[Records about charts and figures]
* * *

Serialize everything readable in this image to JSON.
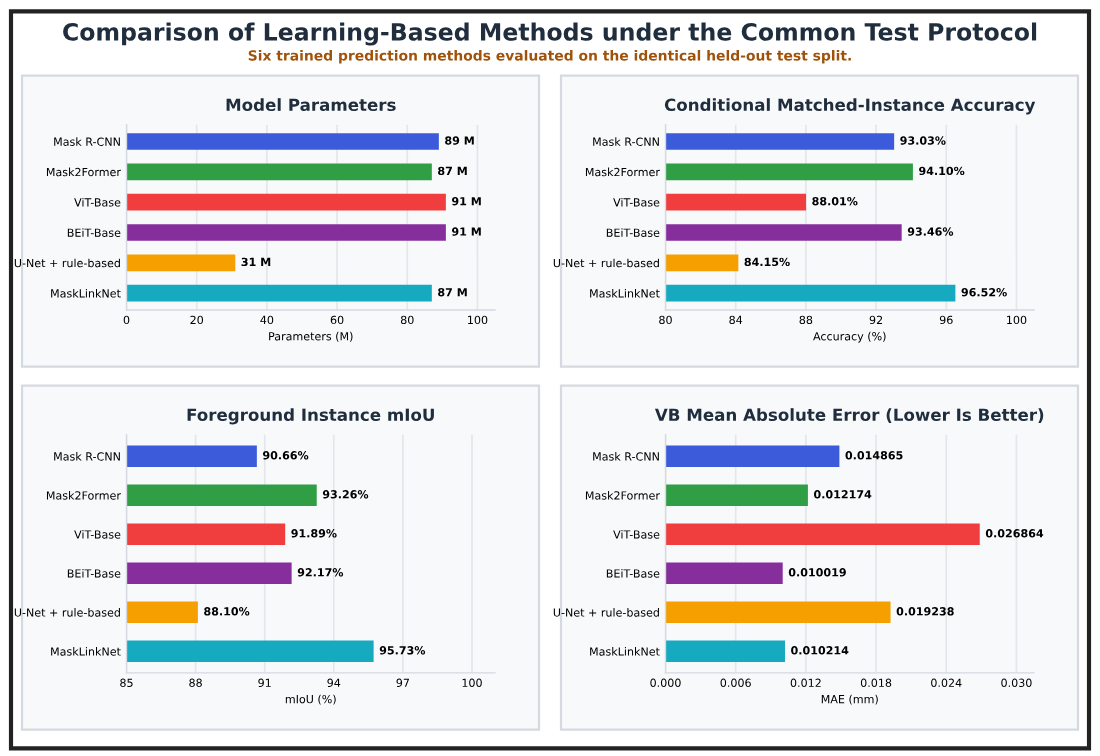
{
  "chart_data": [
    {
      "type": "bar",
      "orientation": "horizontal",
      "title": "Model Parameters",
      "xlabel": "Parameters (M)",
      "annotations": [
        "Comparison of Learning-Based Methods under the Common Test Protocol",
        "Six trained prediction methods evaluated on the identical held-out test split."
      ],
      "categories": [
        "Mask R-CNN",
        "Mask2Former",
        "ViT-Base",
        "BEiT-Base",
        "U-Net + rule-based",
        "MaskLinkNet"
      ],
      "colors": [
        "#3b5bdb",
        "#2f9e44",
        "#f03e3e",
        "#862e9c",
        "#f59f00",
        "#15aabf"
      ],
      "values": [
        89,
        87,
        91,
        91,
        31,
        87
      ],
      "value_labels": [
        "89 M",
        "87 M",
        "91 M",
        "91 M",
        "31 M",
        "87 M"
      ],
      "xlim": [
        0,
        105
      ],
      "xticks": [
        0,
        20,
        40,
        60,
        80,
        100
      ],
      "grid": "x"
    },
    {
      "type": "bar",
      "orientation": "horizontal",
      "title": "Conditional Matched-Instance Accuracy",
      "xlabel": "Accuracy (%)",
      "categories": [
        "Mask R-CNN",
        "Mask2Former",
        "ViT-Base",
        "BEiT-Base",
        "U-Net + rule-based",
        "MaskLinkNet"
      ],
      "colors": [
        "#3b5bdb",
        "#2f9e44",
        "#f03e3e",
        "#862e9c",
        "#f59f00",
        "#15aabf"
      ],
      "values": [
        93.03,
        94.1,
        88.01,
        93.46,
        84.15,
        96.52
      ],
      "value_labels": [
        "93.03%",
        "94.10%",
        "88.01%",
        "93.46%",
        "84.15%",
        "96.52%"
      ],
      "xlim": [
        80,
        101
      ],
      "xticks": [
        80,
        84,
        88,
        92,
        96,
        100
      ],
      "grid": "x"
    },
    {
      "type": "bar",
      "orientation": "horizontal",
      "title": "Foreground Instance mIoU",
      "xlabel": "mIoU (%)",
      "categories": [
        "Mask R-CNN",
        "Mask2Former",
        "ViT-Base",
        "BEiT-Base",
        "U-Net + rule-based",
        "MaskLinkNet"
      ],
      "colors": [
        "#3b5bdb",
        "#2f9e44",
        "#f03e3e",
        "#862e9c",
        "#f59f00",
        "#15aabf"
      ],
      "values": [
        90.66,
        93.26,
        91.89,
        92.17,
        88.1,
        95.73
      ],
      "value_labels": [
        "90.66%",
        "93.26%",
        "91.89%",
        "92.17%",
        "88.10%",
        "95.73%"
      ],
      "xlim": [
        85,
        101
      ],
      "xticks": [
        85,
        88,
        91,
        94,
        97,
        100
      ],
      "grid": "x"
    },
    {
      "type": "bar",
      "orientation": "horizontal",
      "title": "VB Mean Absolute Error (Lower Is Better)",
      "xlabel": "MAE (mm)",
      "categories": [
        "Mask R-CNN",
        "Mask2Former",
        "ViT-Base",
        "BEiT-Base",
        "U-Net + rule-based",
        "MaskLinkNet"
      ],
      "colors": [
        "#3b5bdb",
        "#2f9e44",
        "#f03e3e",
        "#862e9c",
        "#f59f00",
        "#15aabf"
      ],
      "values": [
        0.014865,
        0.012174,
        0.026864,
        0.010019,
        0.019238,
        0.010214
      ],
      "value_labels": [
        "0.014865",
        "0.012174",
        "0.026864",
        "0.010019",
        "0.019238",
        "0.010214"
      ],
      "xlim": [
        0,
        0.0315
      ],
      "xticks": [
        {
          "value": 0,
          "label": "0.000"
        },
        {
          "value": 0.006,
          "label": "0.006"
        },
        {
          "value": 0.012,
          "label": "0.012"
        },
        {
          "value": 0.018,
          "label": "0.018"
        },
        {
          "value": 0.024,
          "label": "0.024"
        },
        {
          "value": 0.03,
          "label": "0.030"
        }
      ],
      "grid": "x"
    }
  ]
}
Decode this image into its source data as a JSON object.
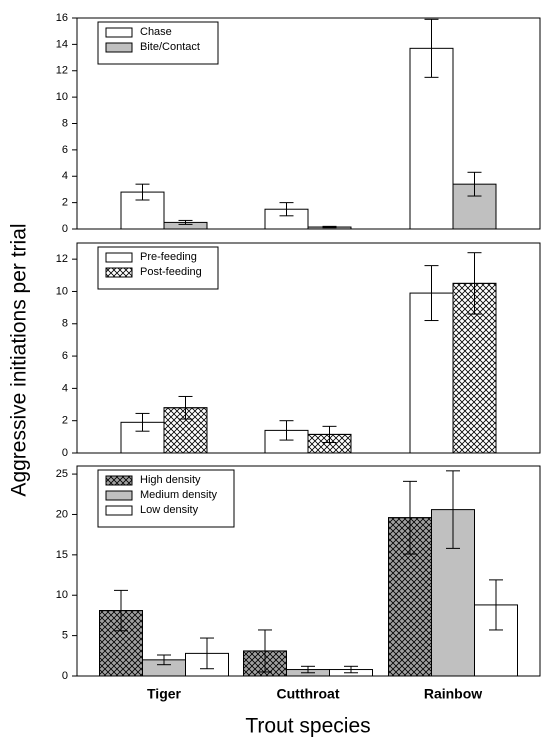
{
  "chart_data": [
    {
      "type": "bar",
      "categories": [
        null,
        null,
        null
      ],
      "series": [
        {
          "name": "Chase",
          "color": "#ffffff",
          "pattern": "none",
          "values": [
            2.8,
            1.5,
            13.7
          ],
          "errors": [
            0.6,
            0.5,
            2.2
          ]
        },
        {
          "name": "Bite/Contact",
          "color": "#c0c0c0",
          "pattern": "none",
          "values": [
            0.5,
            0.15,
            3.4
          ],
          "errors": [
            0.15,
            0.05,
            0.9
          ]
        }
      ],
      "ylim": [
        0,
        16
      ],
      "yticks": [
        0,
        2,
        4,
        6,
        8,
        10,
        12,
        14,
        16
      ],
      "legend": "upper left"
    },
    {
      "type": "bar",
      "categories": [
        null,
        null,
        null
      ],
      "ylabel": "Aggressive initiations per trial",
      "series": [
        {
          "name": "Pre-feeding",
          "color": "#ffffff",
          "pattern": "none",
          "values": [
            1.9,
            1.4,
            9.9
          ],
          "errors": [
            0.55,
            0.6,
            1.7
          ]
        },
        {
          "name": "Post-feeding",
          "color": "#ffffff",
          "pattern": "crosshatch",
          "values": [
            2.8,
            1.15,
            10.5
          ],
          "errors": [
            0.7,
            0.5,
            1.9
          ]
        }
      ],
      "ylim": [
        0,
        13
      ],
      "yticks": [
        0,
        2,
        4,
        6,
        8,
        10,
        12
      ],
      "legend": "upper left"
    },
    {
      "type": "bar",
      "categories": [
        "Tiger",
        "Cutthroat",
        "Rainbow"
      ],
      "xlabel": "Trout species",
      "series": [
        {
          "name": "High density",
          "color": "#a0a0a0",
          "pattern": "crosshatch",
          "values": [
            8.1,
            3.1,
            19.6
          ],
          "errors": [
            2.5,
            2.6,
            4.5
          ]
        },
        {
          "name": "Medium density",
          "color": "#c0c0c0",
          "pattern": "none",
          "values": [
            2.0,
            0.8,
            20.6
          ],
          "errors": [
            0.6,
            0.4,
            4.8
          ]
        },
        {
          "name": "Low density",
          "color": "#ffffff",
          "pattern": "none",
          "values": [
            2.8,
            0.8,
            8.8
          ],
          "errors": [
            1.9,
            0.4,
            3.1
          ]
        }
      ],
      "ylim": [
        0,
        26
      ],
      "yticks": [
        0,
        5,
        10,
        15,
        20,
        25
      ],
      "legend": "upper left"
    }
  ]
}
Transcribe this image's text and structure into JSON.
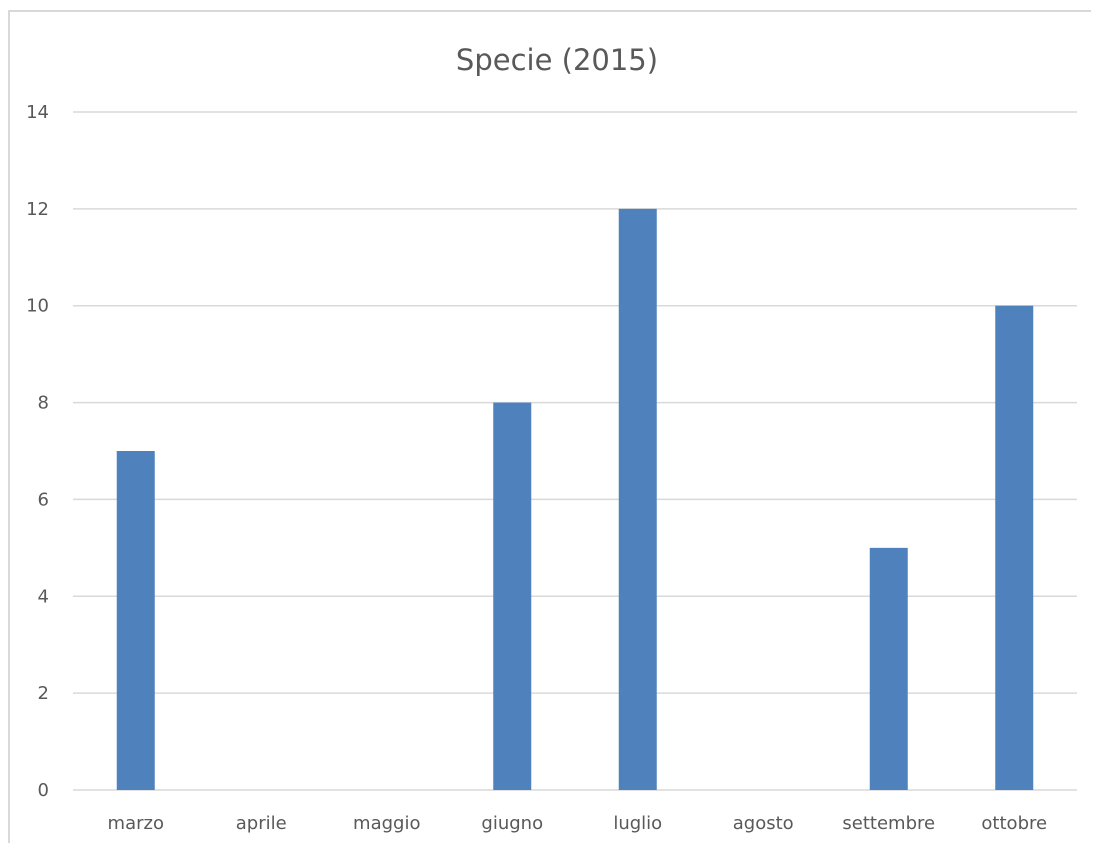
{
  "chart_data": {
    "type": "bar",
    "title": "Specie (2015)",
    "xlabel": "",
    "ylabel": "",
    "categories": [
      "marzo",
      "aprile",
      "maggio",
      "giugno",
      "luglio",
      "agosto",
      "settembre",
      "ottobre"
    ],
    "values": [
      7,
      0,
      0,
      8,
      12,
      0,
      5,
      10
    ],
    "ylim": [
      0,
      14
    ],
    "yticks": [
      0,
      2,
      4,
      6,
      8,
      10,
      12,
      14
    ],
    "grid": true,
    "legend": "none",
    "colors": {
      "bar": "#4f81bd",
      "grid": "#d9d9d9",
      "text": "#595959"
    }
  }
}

* * *

AIM OF THE TASK
Leave out the pictures and print each record exactly as it stands.

SOLUTION FOR THIS TASK
Serialize everything readable in this image to JSON.
{
  "chart_data": [
    {
      "type": "bar",
      "orientation": "horizontal",
      "title": "Model Parameters",
      "xlabel": "Parameters (M)",
      "annotations": [
        "Comparison of Learning-Based Methods under the Common Test Protocol",
        "Six trained prediction methods evaluated on the identical held-out test split."
      ],
      "categories": [
        "Mask R-CNN",
        "Mask2Former",
        "ViT-Base",
        "BEiT-Base",
        "U-Net + rule-based",
        "MaskLinkNet"
      ],
      "colors": [
        "#3b5bdb",
        "#2f9e44",
        "#f03e3e",
        "#862e9c",
        "#f59f00",
        "#15aabf"
      ],
      "values": [
        89,
        87,
        91,
        91,
        31,
        87
      ],
      "value_labels": [
        "89 M",
        "87 M",
        "91 M",
        "91 M",
        "31 M",
        "87 M"
      ],
      "xlim": [
        0,
        105
      ],
      "xticks": [
        0,
        20,
        40,
        60,
        80,
        100
      ],
      "grid": "x"
    },
    {
      "type": "bar",
      "orientation": "horizontal",
      "title": "Conditional Matched-Instance Accuracy",
      "xlabel": "Accuracy (%)",
      "categories": [
        "Mask R-CNN",
        "Mask2Former",
        "ViT-Base",
        "BEiT-Base",
        "U-Net + rule-based",
        "MaskLinkNet"
      ],
      "colors": [
        "#3b5bdb",
        "#2f9e44",
        "#f03e3e",
        "#862e9c",
        "#f59f00",
        "#15aabf"
      ],
      "values": [
        93.03,
        94.1,
        88.01,
        93.46,
        84.15,
        96.52
      ],
      "value_labels": [
        "93.03%",
        "94.10%",
        "88.01%",
        "93.46%",
        "84.15%",
        "96.52%"
      ],
      "xlim": [
        80,
        101
      ],
      "xticks": [
        80,
        84,
        88,
        92,
        96,
        100
      ],
      "grid": "x"
    },
    {
      "type": "bar",
      "orientation": "horizontal",
      "title": "Foreground Instance mIoU",
      "xlabel": "mIoU (%)",
      "categories": [
        "Mask R-CNN",
        "Mask2Former",
        "ViT-Base",
        "BEiT-Base",
        "U-Net + rule-based",
        "MaskLinkNet"
      ],
      "colors": [
        "#3b5bdb",
        "#2f9e44",
        "#f03e3e",
        "#862e9c",
        "#f59f00",
        "#15aabf"
      ],
      "values": [
        90.66,
        93.26,
        91.89,
        92.17,
        88.1,
        95.73
      ],
      "value_labels": [
        "90.66%",
        "93.26%",
        "91.89%",
        "92.17%",
        "88.10%",
        "95.73%"
      ],
      "xlim": [
        85,
        101
      ],
      "xticks": [
        85,
        88,
        91,
        94,
        97,
        100
      ],
      "grid": "x"
    },
    {
      "type": "bar",
      "orientation": "horizontal",
      "title": "VB Mean Absolute Error (Lower Is Better)",
      "xlabel": "MAE (mm)",
      "categories": [
        "Mask R-CNN",
        "Mask2Former",
        "ViT-Base",
        "BEiT-Base",
        "U-Net + rule-based",
        "MaskLinkNet"
      ],
      "colors": [
        "#3b5bdb",
        "#2f9e44",
        "#f03e3e",
        "#862e9c",
        "#f59f00",
        "#15aabf"
      ],
      "values": [
        0.014865,
        0.012174,
        0.026864,
        0.010019,
        0.019238,
        0.010214
      ],
      "value_labels": [
        "0.014865",
        "0.012174",
        "0.026864",
        "0.010019",
        "0.019238",
        "0.010214"
      ],
      "xlim": [
        0,
        0.0315
      ],
      "xticks": [
        {
          "value": 0,
          "label": "0.000"
        },
        {
          "value": 0.006,
          "label": "0.006"
        },
        {
          "value": 0.012,
          "label": "0.012"
        },
        {
          "value": 0.018,
          "label": "0.018"
        },
        {
          "value": 0.024,
          "label": "0.024"
        },
        {
          "value": 0.03,
          "label": "0.030"
        }
      ],
      "grid": "x"
    }
  ]
}
Decode this image into its source data as a JSON object.
{
  "chart_data": [
    {
      "type": "bar",
      "categories": [
        null,
        null,
        null
      ],
      "series": [
        {
          "name": "Chase",
          "color": "#ffffff",
          "pattern": "none",
          "values": [
            2.8,
            1.5,
            13.7
          ],
          "errors": [
            0.6,
            0.5,
            2.2
          ]
        },
        {
          "name": "Bite/Contact",
          "color": "#c0c0c0",
          "pattern": "none",
          "values": [
            0.5,
            0.15,
            3.4
          ],
          "errors": [
            0.15,
            0.05,
            0.9
          ]
        }
      ],
      "ylim": [
        0,
        16
      ],
      "yticks": [
        0,
        2,
        4,
        6,
        8,
        10,
        12,
        14,
        16
      ],
      "legend": "upper left"
    },
    {
      "type": "bar",
      "categories": [
        null,
        null,
        null
      ],
      "ylabel": "Aggressive initiations per trial",
      "series": [
        {
          "name": "Pre-feeding",
          "color": "#ffffff",
          "pattern": "none",
          "values": [
            1.9,
            1.4,
            9.9
          ],
          "errors": [
            0.55,
            0.6,
            1.7
          ]
        },
        {
          "name": "Post-feeding",
          "color": "#ffffff",
          "pattern": "crosshatch",
          "values": [
            2.8,
            1.15,
            10.5
          ],
          "errors": [
            0.7,
            0.5,
            1.9
          ]
        }
      ],
      "ylim": [
        0,
        13
      ],
      "yticks": [
        0,
        2,
        4,
        6,
        8,
        10,
        12
      ],
      "legend": "upper left"
    },
    {
      "type": "bar",
      "categories": [
        "Tiger",
        "Cutthroat",
        "Rainbow"
      ],
      "xlabel": "Trout species",
      "series": [
        {
          "name": "High density",
          "color": "#a0a0a0",
          "pattern": "crosshatch",
          "values": [
            8.1,
            3.1,
            19.6
          ],
          "errors": [
            2.5,
            2.6,
            4.5
          ]
        },
        {
          "name": "Medium density",
          "color": "#c0c0c0",
          "pattern": "none",
          "values": [
            2.0,
            0.8,
            20.6
          ],
          "errors": [
            0.6,
            0.4,
            4.8
          ]
        },
        {
          "name": "Low density",
          "color": "#ffffff",
          "pattern": "none",
          "values": [
            2.8,
            0.8,
            8.8
          ],
          "errors": [
            1.9,
            0.4,
            3.1
          ]
        }
      ],
      "ylim": [
        0,
        26
      ],
      "yticks": [
        0,
        5,
        10,
        15,
        20,
        25
      ],
      "legend": "upper left"
    }
  ]
}
Transcribe this image's text and structure into JSON.
{
  "chart_data": {
    "type": "bar",
    "title": "Specie (2015)",
    "xlabel": "",
    "ylabel": "",
    "categories": [
      "marzo",
      "aprile",
      "maggio",
      "giugno",
      "luglio",
      "agosto",
      "settembre",
      "ottobre"
    ],
    "values": [
      7,
      0,
      0,
      8,
      12,
      0,
      5,
      10
    ],
    "ylim": [
      0,
      14
    ],
    "yticks": [
      0,
      2,
      4,
      6,
      8,
      10,
      12,
      14
    ],
    "grid": true,
    "legend": "none",
    "colors": {
      "bar": "#4f81bd",
      "grid": "#d9d9d9",
      "text": "#595959"
    }
  }
}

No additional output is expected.